#### Written task:
Without altering anything, output the material below.

#### Information shown:
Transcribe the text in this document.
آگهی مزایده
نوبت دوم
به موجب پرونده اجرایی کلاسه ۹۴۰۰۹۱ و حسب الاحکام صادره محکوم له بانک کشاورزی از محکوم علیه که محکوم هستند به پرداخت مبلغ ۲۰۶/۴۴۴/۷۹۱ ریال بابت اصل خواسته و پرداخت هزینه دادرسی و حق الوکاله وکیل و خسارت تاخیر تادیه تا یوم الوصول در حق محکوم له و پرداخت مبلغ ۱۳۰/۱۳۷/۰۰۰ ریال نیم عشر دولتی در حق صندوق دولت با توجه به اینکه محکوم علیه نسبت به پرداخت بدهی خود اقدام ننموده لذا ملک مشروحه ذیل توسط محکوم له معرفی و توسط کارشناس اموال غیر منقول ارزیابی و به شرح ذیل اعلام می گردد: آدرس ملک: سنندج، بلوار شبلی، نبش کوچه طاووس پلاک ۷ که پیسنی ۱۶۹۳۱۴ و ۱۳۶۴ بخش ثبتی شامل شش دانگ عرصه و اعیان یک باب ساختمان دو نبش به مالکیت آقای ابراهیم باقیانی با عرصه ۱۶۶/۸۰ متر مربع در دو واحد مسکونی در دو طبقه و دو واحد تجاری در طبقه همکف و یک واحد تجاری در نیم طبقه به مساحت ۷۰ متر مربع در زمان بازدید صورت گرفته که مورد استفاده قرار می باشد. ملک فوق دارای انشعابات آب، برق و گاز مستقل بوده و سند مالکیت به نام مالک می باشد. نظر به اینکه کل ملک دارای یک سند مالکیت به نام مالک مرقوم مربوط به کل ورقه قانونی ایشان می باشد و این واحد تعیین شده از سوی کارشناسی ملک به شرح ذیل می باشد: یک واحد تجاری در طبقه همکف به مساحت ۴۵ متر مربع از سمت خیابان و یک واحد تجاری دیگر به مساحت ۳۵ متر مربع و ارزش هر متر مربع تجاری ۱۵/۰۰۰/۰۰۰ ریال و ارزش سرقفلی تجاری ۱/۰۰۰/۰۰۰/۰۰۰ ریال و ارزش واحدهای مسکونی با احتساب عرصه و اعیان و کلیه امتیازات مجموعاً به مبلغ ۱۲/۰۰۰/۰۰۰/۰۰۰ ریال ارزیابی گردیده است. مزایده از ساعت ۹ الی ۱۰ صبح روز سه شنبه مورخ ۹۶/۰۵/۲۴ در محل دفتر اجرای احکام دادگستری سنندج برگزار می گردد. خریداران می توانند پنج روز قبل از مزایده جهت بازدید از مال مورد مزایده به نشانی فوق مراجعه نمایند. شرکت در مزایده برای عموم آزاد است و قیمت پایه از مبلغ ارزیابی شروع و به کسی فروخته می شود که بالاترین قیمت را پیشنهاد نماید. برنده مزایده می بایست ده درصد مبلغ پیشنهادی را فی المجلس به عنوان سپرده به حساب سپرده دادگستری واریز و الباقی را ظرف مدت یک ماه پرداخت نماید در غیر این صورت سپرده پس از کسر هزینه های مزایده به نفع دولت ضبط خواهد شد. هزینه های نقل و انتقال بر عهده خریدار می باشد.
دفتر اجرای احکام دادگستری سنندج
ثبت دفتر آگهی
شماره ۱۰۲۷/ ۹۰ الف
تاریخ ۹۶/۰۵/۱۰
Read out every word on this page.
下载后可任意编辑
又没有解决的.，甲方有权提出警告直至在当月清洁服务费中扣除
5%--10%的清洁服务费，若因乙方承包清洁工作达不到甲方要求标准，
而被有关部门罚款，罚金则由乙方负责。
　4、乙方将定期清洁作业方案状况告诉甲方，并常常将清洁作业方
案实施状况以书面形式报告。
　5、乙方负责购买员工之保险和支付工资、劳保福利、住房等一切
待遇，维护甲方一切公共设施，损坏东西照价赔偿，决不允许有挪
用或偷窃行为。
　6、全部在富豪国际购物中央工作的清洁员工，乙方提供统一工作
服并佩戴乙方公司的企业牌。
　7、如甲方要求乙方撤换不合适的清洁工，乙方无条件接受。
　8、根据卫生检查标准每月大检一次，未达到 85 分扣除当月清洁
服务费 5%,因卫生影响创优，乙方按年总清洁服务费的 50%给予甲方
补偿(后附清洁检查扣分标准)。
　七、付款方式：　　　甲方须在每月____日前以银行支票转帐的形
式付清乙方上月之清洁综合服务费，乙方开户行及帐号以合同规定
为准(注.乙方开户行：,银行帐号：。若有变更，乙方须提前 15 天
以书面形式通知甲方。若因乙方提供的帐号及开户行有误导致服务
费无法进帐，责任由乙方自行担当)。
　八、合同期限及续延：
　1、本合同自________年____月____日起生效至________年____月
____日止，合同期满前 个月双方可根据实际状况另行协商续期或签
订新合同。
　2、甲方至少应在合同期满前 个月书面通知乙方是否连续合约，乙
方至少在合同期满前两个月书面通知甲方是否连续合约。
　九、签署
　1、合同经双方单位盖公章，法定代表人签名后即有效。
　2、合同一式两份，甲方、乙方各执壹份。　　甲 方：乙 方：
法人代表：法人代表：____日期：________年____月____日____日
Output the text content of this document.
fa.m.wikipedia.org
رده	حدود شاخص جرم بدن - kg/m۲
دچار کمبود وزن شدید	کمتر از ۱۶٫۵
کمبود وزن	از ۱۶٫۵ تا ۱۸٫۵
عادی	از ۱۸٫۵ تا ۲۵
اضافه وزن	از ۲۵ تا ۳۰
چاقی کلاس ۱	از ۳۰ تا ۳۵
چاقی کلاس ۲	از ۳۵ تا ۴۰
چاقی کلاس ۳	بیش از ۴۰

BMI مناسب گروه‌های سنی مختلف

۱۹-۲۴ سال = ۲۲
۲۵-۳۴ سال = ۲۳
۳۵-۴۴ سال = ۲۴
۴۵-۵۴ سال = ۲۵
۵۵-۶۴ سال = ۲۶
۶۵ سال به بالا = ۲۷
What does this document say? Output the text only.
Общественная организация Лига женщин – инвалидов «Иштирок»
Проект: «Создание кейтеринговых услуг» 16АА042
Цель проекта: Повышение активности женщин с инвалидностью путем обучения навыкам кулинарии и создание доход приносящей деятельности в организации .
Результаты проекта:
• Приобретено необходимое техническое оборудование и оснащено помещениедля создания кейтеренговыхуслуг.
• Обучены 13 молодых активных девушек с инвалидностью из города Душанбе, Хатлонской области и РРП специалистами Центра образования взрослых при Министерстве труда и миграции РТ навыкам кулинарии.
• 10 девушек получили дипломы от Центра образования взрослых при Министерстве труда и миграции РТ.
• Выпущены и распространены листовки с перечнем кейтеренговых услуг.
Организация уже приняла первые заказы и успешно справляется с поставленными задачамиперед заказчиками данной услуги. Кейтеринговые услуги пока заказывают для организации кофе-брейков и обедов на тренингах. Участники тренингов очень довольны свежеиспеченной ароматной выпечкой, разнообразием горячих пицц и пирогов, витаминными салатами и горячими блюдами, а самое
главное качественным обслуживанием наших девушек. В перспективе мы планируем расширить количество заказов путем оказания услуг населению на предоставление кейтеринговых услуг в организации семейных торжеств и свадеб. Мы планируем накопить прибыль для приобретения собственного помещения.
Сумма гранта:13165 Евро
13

#### Exercise response:
Transcribe the text in this document.
آگهی مزایده
نوبت دوم
به موجب پرونده اجرایی کلاسه ۹۴۰۰۹۱ و حسب الاحکام صادره محکوم له بانک کشاورزی از محکوم علیه که محکوم هستند به پرداخت مبلغ ۲۰۶/۴۴۴/۷۹۱ ریال بابت اصل خواسته و پرداخت هزینه دادرسی و حق الوکاله وکیل و خسارت تاخیر تادیه تا یوم الوصول در حق محکوم له و پرداخت مبلغ ۱۳۰/۱۳۷/۰۰۰ ریال نیم عشر دولتی در حق صندوق دولت با توجه به اینکه محکوم علیه نسبت به پرداخت بدهی خود اقدام ننموده لذا ملک مشروحه ذیل توسط محکوم له معرفی و توسط کارشناس اموال غیر منقول ارزیابی و به شرح ذیل اعلام می گردد: آدرس ملک: سنندج، بلوار شبلی، نبش کوچه طاووس پلاک ۷ که پیسنی ۱۶۹۳۱۴ و ۱۳۶۴ بخش ثبتی شامل شش دانگ عرصه و اعیان یک باب ساختمان دو نبش به مالکیت آقای ابراهیم باقیانی با عرصه ۱۶۶/۸۰ متر مربع در دو واحد مسکونی در دو طبقه و دو واحد تجاری در طبقه همکف و یک واحد تجاری در نیم طبقه به مساحت ۷۰ متر مربع در زمان بازدید صورت گرفته که مورد استفاده قرار می باشد. ملک فوق دارای انشعابات آب، برق و گاز مستقل بوده و سند مالکیت به نام مالک می باشد. نظر به اینکه کل ملک دارای یک سند مالکیت به نام مالک مرقوم مربوط به کل ورقه قانونی ایشان می باشد و این واحد تعیین شده از سوی کارشناسی ملک به شرح ذیل می باشد: یک واحد تجاری در طبقه همکف به مساحت ۴۵ متر مربع از سمت خیابان و یک واحد تجاری دیگر به مساحت ۳۵ متر مربع و ارزش هر متر مربع تجاری ۱۵/۰۰۰/۰۰۰ ریال و ارزش سرقفلی تجاری ۱/۰۰۰/۰۰۰/۰۰۰ ریال و ارزش واحدهای مسکونی با احتساب عرصه و اعیان و کلیه امتیازات مجموعاً به مبلغ ۱۲/۰۰۰/۰۰۰/۰۰۰ ریال ارزیابی گردیده است. مزایده از ساعت ۹ الی ۱۰ صبح روز سه شنبه مورخ ۹۶/۰۵/۲۴ در محل دفتر اجرای احکام دادگستری سنندج برگزار می گردد. خریداران می توانند پنج روز قبل از مزایده جهت بازدید از مال مورد مزایده به نشانی فوق مراجعه نمایند. شرکت در مزایده برای عموم آزاد است و قیمت پایه از مبلغ ارزیابی شروع و به کسی فروخته می شود که بالاترین قیمت را پیشنهاد نماید. برنده مزایده می بایست ده درصد مبلغ پیشنهادی را فی المجلس به عنوان سپرده به حساب سپرده دادگستری واریز و الباقی را ظرف مدت یک ماه پرداخت نماید در غیر این صورت سپرده پس از کسر هزینه های مزایده به نفع دولت ضبط خواهد شد. هزینه های نقل و انتقال بر عهده خریدار می باشد.
دفتر اجرای احکام دادگستری سنندج
ثبت دفتر آگهی
شماره ۱۰۲۷/ ۹۰ الف
تاریخ ۹۶/۰۵/۱۰
Read out every word on this page.
下载后可任意编辑
又没有解决的.，甲方有权提出警告直至在当月清洁服务费中扣除
5%--10%的清洁服务费，若因乙方承包清洁工作达不到甲方要求标准，
而被有关部门罚款，罚金则由乙方负责。
　4、乙方将定期清洁作业方案状况告诉甲方，并常常将清洁作业方
案实施状况以书面形式报告。
　5、乙方负责购买员工之保险和支付工资、劳保福利、住房等一切
待遇，维护甲方一切公共设施，损坏东西照价赔偿，决不允许有挪
用或偷窃行为。
　6、全部在富豪国际购物中央工作的清洁员工，乙方提供统一工作
服并佩戴乙方公司的企业牌。
　7、如甲方要求乙方撤换不合适的清洁工，乙方无条件接受。
　8、根据卫生检查标准每月大检一次，未达到 85 分扣除当月清洁
服务费 5%,因卫生影响创优，乙方按年总清洁服务费的 50%给予甲方
补偿(后附清洁检查扣分标准)。
　七、付款方式：　　　甲方须在每月____日前以银行支票转帐的形
式付清乙方上月之清洁综合服务费，乙方开户行及帐号以合同规定
为准(注.乙方开户行：,银行帐号：。若有变更，乙方须提前 15 天
以书面形式通知甲方。若因乙方提供的帐号及开户行有误导致服务
费无法进帐，责任由乙方自行担当)。
　八、合同期限及续延：
　1、本合同自________年____月____日起生效至________年____月
____日止，合同期满前 个月双方可根据实际状况另行协商续期或签
订新合同。
　2、甲方至少应在合同期满前 个月书面通知乙方是否连续合约，乙
方至少在合同期满前两个月书面通知甲方是否连续合约。
　九、签署
　1、合同经双方单位盖公章，法定代表人签名后即有效。
　2、合同一式两份，甲方、乙方各执壹份。　　甲 方：乙 方：
法人代表：法人代表：____日期：________年____月____日____日
Output the text content of this document.
fa.m.wikipedia.org
رده	حدود شاخص جرم بدن - kg/m۲
دچار کمبود وزن شدید	کمتر از ۱۶٫۵
کمبود وزن	از ۱۶٫۵ تا ۱۸٫۵
عادی	از ۱۸٫۵ تا ۲۵
اضافه وزن	از ۲۵ تا ۳۰
چاقی کلاس ۱	از ۳۰ تا ۳۵
چاقی کلاس ۲	از ۳۵ تا ۴۰
چاقی کلاس ۳	بیش از ۴۰

BMI مناسب گروه‌های سنی مختلف

۱۹-۲۴ سال = ۲۲
۲۵-۳۴ سال = ۲۳
۳۵-۴۴ سال = ۲۴
۴۵-۵۴ سال = ۲۵
۵۵-۶۴ سال = ۲۶
۶۵ سال به بالا = ۲۷
What does this document say? Output the text only.
Общественная организация Лига женщин – инвалидов «Иштирок»
Проект: «Создание кейтеринговых услуг» 16АА042
Цель проекта: Повышение активности женщин с инвалидностью путем обучения навыкам кулинарии и создание доход приносящей деятельности в организации .
Результаты проекта:
• Приобретено необходимое техническое оборудование и оснащено помещениедля создания кейтеренговыхуслуг.
• Обучены 13 молодых активных девушек с инвалидностью из города Душанбе, Хатлонской области и РРП специалистами Центра образования взрослых при Министерстве труда и миграции РТ навыкам кулинарии.
• 10 девушек получили дипломы от Центра образования взрослых при Министерстве труда и миграции РТ.
• Выпущены и распространены листовки с перечнем кейтеренговых услуг.
Организация уже приняла первые заказы и успешно справляется с поставленными задачамиперед заказчиками данной услуги. Кейтеринговые услуги пока заказывают для организации кофе-брейков и обедов на тренингах. Участники тренингов очень довольны свежеиспеченной ароматной выпечкой, разнообразием горячих пицц и пирогов, витаминными салатами и горячими блюдами, а самое
главное качественным обслуживанием наших девушек. В перспективе мы планируем расширить количество заказов путем оказания услуг населению на предоставление кейтеринговых услуг в организации семейных торжеств и свадеб. Мы планируем накопить прибыль для приобретения собственного помещения.
Сумма гранта:13165 Евро
13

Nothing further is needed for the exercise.